_Request:_
Where a line holds "Valor", copy it.

_Recorded information:_

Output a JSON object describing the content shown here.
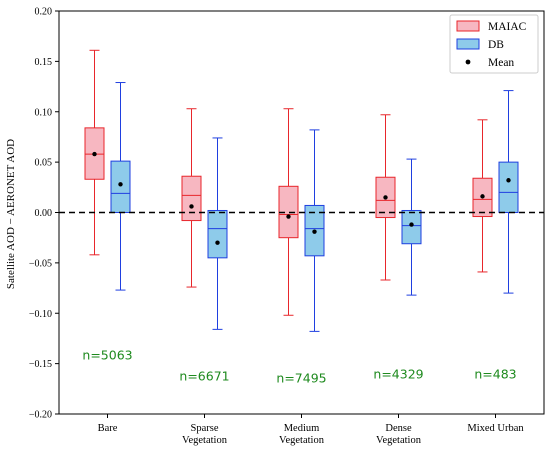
{
  "chart_data": {
    "type": "boxplot",
    "ylabel": "Satellite AOD − AERONET AOD",
    "ylim": [
      -0.2,
      0.2
    ],
    "yticks": [
      -0.2,
      -0.15,
      -0.1,
      -0.05,
      0.0,
      0.05,
      0.1,
      0.15,
      0.2
    ],
    "ytick_labels": [
      "−0.20",
      "−0.15",
      "−0.10",
      "−0.05",
      "0.00",
      "0.05",
      "0.10",
      "0.15",
      "0.20"
    ],
    "reference_line": 0.0,
    "legend_position": "top-right",
    "categories": [
      {
        "name": "Bare",
        "label_lines": [
          "Bare"
        ],
        "n_label": "n=5063",
        "n_y": -0.142
      },
      {
        "name": "Sparse Vegetation",
        "label_lines": [
          "Sparse",
          "Vegetation"
        ],
        "n_label": "n=6671",
        "n_y": -0.163
      },
      {
        "name": "Medium Vegetation",
        "label_lines": [
          "Medium",
          "Vegetation"
        ],
        "n_label": "n=7495",
        "n_y": -0.165
      },
      {
        "name": "Dense Vegetation",
        "label_lines": [
          "Dense",
          "Vegetation"
        ],
        "n_label": "n=4329",
        "n_y": -0.161
      },
      {
        "name": "Mixed Urban",
        "label_lines": [
          "Mixed Urban"
        ],
        "n_label": "n=483",
        "n_y": -0.161
      }
    ],
    "series": [
      {
        "name": "MAIAC",
        "fill": "#f7b7c1",
        "edge": "#e8262b",
        "boxes": [
          {
            "whisker_low": -0.042,
            "q1": 0.033,
            "median": 0.058,
            "q3": 0.084,
            "whisker_high": 0.161,
            "mean": 0.058
          },
          {
            "whisker_low": -0.074,
            "q1": -0.008,
            "median": 0.017,
            "q3": 0.036,
            "whisker_high": 0.103,
            "mean": 0.006
          },
          {
            "whisker_low": -0.102,
            "q1": -0.025,
            "median": -0.002,
            "q3": 0.026,
            "whisker_high": 0.103,
            "mean": -0.004
          },
          {
            "whisker_low": -0.067,
            "q1": -0.005,
            "median": 0.012,
            "q3": 0.035,
            "whisker_high": 0.097,
            "mean": 0.015
          },
          {
            "whisker_low": -0.059,
            "q1": -0.004,
            "median": 0.013,
            "q3": 0.034,
            "whisker_high": 0.092,
            "mean": 0.016
          }
        ]
      },
      {
        "name": "DB",
        "fill": "#8ecbea",
        "edge": "#1f3fe0",
        "boxes": [
          {
            "whisker_low": -0.077,
            "q1": 0.0,
            "median": 0.019,
            "q3": 0.051,
            "whisker_high": 0.129,
            "mean": 0.028
          },
          {
            "whisker_low": -0.116,
            "q1": -0.045,
            "median": -0.016,
            "q3": 0.002,
            "whisker_high": 0.074,
            "mean": -0.03
          },
          {
            "whisker_low": -0.118,
            "q1": -0.043,
            "median": -0.016,
            "q3": 0.007,
            "whisker_high": 0.082,
            "mean": -0.019
          },
          {
            "whisker_low": -0.082,
            "q1": -0.031,
            "median": -0.013,
            "q3": 0.002,
            "whisker_high": 0.053,
            "mean": -0.012
          },
          {
            "whisker_low": -0.08,
            "q1": 0.0,
            "median": 0.02,
            "q3": 0.05,
            "whisker_high": 0.121,
            "mean": 0.032
          }
        ]
      }
    ],
    "legend": [
      {
        "label": "MAIAC",
        "kind": "box",
        "series": 0
      },
      {
        "label": "DB",
        "kind": "box",
        "series": 1
      },
      {
        "label": "Mean",
        "kind": "marker"
      }
    ],
    "mean_marker_color": "#000000"
  }
}
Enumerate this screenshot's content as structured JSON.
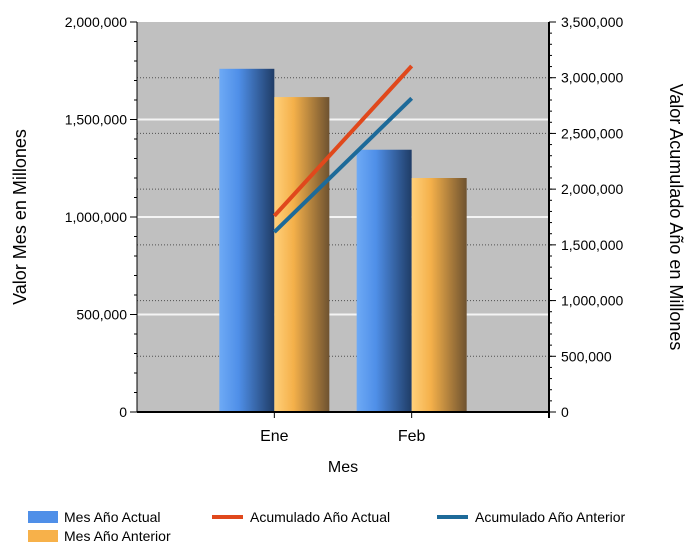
{
  "chart_data": {
    "type": "bar",
    "categories": [
      "Ene",
      "Feb"
    ],
    "xlabel": "Mes",
    "ylabel": "Valor Mes en Millones",
    "y2label": "Valor Acumulado Año en Millones",
    "ylim": [
      0,
      2000000
    ],
    "y2lim": [
      0,
      3500000
    ],
    "yticks": [
      "0",
      "500,000",
      "1,000,000",
      "1,500,000",
      "2,000,000"
    ],
    "y2ticks": [
      "0",
      "500,000",
      "1,000,000",
      "1,500,000",
      "2,000,000",
      "2,500,000",
      "3,000,000",
      "3,500,000"
    ],
    "grid": true,
    "legend_position": "bottom",
    "series": [
      {
        "name": "Mes Año Actual",
        "kind": "bar",
        "axis": "left",
        "color": "#4f8fe8",
        "values": [
          1760000,
          1345000
        ]
      },
      {
        "name": "Mes Año Anterior",
        "kind": "bar",
        "axis": "left",
        "color": "#f7b14a",
        "values": [
          1615000,
          1200000
        ]
      },
      {
        "name": "Acumulado Año Actual",
        "kind": "line",
        "axis": "right",
        "color": "#e0481c",
        "values": [
          1760000,
          3105000
        ]
      },
      {
        "name": "Acumulado Año Anterior",
        "kind": "line",
        "axis": "right",
        "color": "#1d6a99",
        "values": [
          1615000,
          2815000
        ]
      }
    ],
    "plot_background": "#c0c0c0"
  }
}
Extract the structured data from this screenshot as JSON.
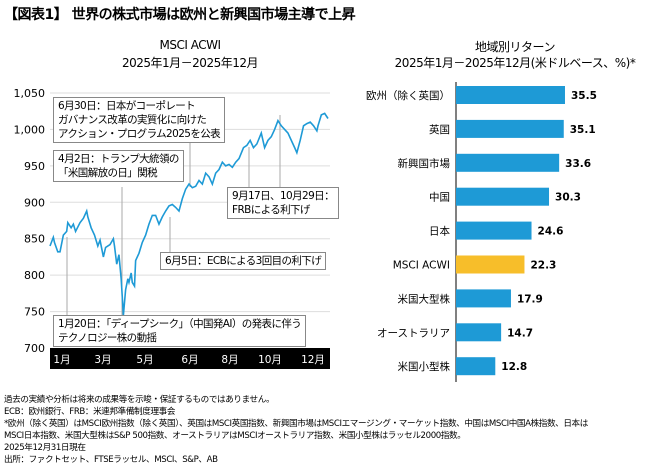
{
  "title": "【図表1】 世界の株式市場は欧州と新興国市場主導で上昇",
  "chart_data": [
    {
      "type": "line",
      "title": "MSCI ACWI",
      "subtitle": "2025年1月－2025年12月",
      "ylim": [
        700,
        1050
      ],
      "yticks": [
        700,
        750,
        800,
        850,
        900,
        950,
        1000,
        1050
      ],
      "ytick_labels": [
        "700",
        "750",
        "800",
        "850",
        "900",
        "950",
        "1,000",
        "1,050"
      ],
      "xtick_labels": [
        "1月",
        "3月",
        "5月",
        "6月",
        "8月",
        "10月",
        "12月"
      ],
      "x_unit": "trading day index",
      "series": [
        {
          "name": "MSCI ACWI",
          "color": "#1e9ad6",
          "x": [
            0,
            3,
            4,
            7,
            9,
            12,
            15,
            16,
            19,
            21,
            23,
            27,
            30,
            33,
            34,
            37,
            40,
            43,
            45,
            48,
            50,
            54,
            57,
            58,
            60,
            62,
            64,
            66,
            68,
            70,
            71,
            73,
            74,
            76,
            77,
            80,
            83,
            86,
            89,
            92,
            95,
            98,
            101,
            104,
            107,
            110,
            113,
            116,
            119,
            122,
            125,
            128,
            131,
            134,
            137,
            140,
            143,
            146,
            149,
            152,
            155,
            158,
            161,
            164,
            167,
            170,
            174,
            177,
            180,
            183,
            186,
            190,
            193,
            196,
            199,
            202,
            205,
            208,
            211,
            214,
            217,
            220,
            222,
            225,
            228,
            231,
            234,
            237,
            240,
            241,
            244,
            247,
            250
          ],
          "y": [
            840,
            852,
            845,
            832,
            832,
            855,
            860,
            872,
            865,
            870,
            860,
            872,
            878,
            888,
            880,
            865,
            855,
            840,
            848,
            825,
            838,
            842,
            850,
            840,
            815,
            828,
            795,
            745,
            780,
            795,
            790,
            803,
            790,
            785,
            820,
            830,
            845,
            855,
            870,
            882,
            882,
            870,
            880,
            888,
            895,
            897,
            893,
            888,
            905,
            918,
            925,
            920,
            922,
            930,
            925,
            940,
            935,
            925,
            940,
            945,
            955,
            950,
            952,
            948,
            955,
            960,
            975,
            978,
            985,
            975,
            980,
            995,
            975,
            985,
            990,
            1000,
            1012,
            1005,
            1000,
            995,
            985,
            975,
            968,
            985,
            1005,
            1008,
            1010,
            1005,
            998,
            1005,
            1020,
            1022,
            1015
          ]
        }
      ],
      "annotations": [
        {
          "text": [
            "6月30日：日本がコーポレート",
            "ガバナンス改革の実質化に向けた",
            "アクション・プログラム2025を公表"
          ]
        },
        {
          "text": [
            "4月2日：トランプ大統領の",
            "「米国解放の日」関税"
          ]
        },
        {
          "text": [
            "9月17日、10月29日：",
            "FRBによる利下げ"
          ]
        },
        {
          "text": [
            "6月5日：ECBによる3回目の利下げ"
          ]
        },
        {
          "text": [
            "1月20日：「ディープシーク」（中国発AI）の発表に伴う",
            "テクノロジー株の動揺"
          ]
        }
      ]
    },
    {
      "type": "bar",
      "orientation": "horizontal",
      "title": "地域別リターン",
      "subtitle": "2025年1月－2025年12月(米ドルベース、%)*",
      "categories": [
        "欧州（除く英国）",
        "英国",
        "新興国市場",
        "中国",
        "日本",
        "MSCI ACWI",
        "米国大型株",
        "オーストラリア",
        "米国小型株"
      ],
      "values": [
        35.5,
        35.1,
        33.6,
        30.3,
        24.6,
        22.3,
        17.9,
        14.7,
        12.8
      ],
      "value_labels": [
        "35.5",
        "35.1",
        "33.6",
        "30.3",
        "24.6",
        "22.3",
        "17.9",
        "14.7",
        "12.8"
      ],
      "colors": {
        "default": "#1e9ad6",
        "highlight": "#f7be2a"
      },
      "highlight": "MSCI ACWI"
    }
  ],
  "notes": [
    "過去の実績や分析は将来の成果等を示唆・保証するものではありません。",
    "ECB：欧州銀行、FRB：米連邦準備制度理事会",
    "*欧州（除く英国）はMSCI欧州指数（除く英国）、英国はMSCI英国指数、新興国市場はMSCIエマージング・マーケット指数、中国はMSCI中国A株指数、日本は",
    "MSCI日本指数、米国大型株はS&P 500指数、オーストラリアはMSCIオーストラリア指数、米国小型株はラッセル2000指数。",
    "2025年12月31日現在",
    "出所：ファクトセット、FTSEラッセル、MSCI、S&P、AB"
  ]
}
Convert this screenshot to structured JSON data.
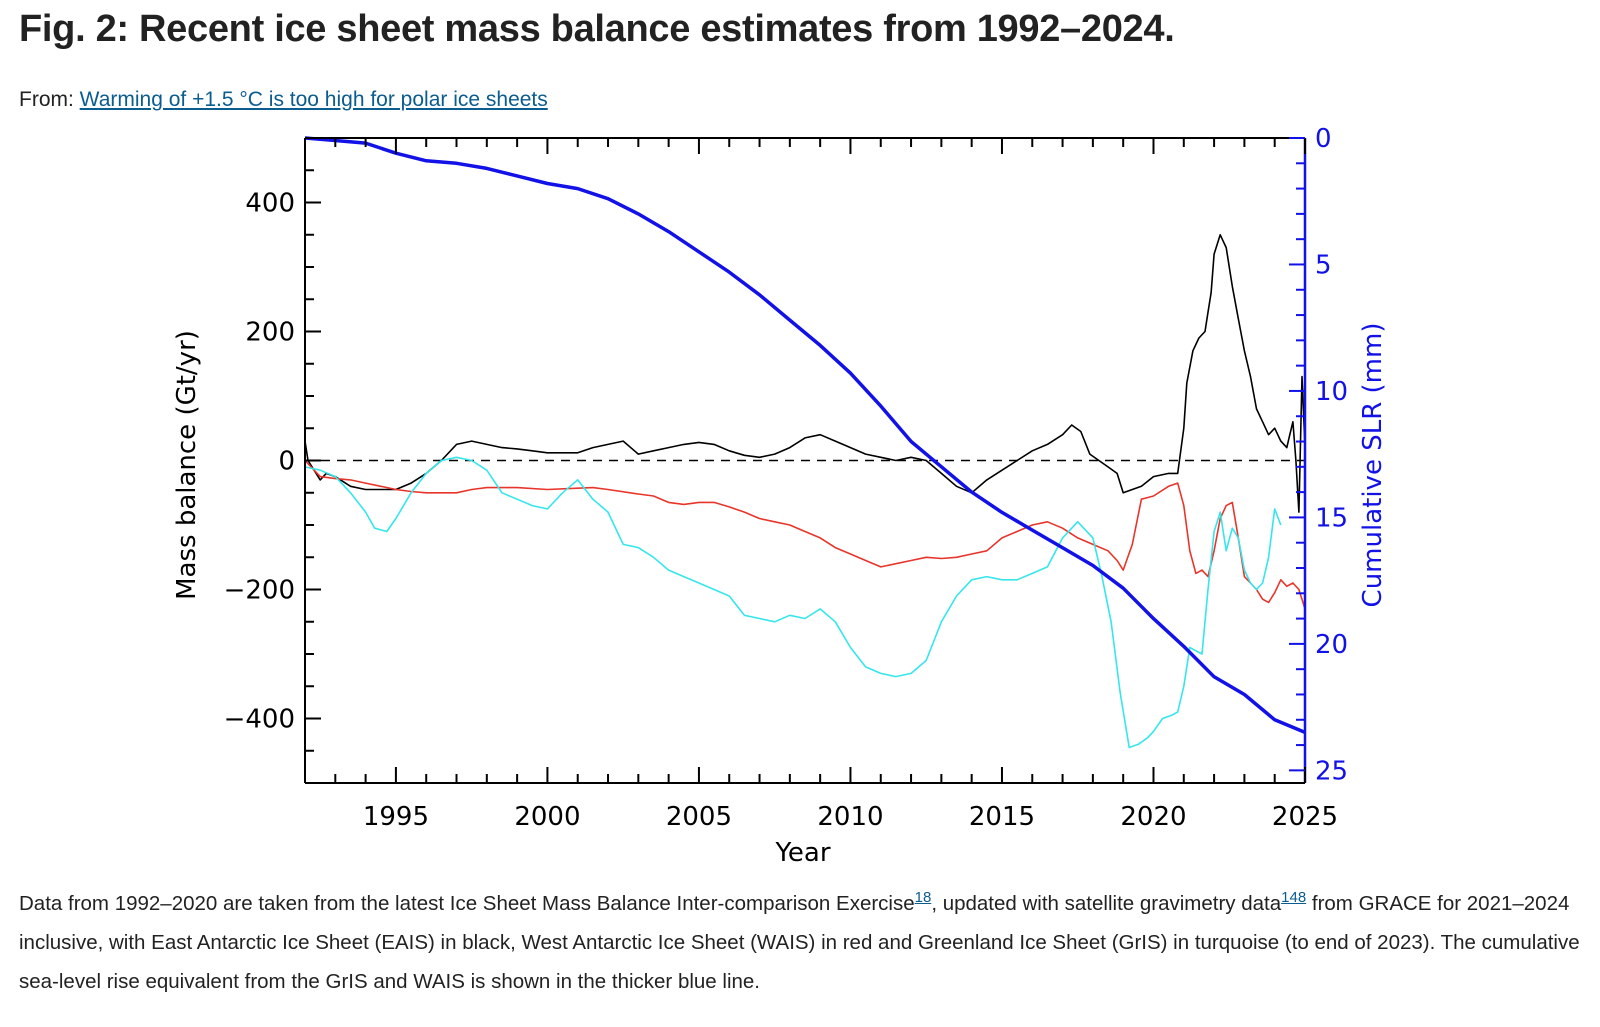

_Solution:_
    "ylabel": "Valor Mes en Millones",
    "y2label": "Valor Acumulado Año en Millones",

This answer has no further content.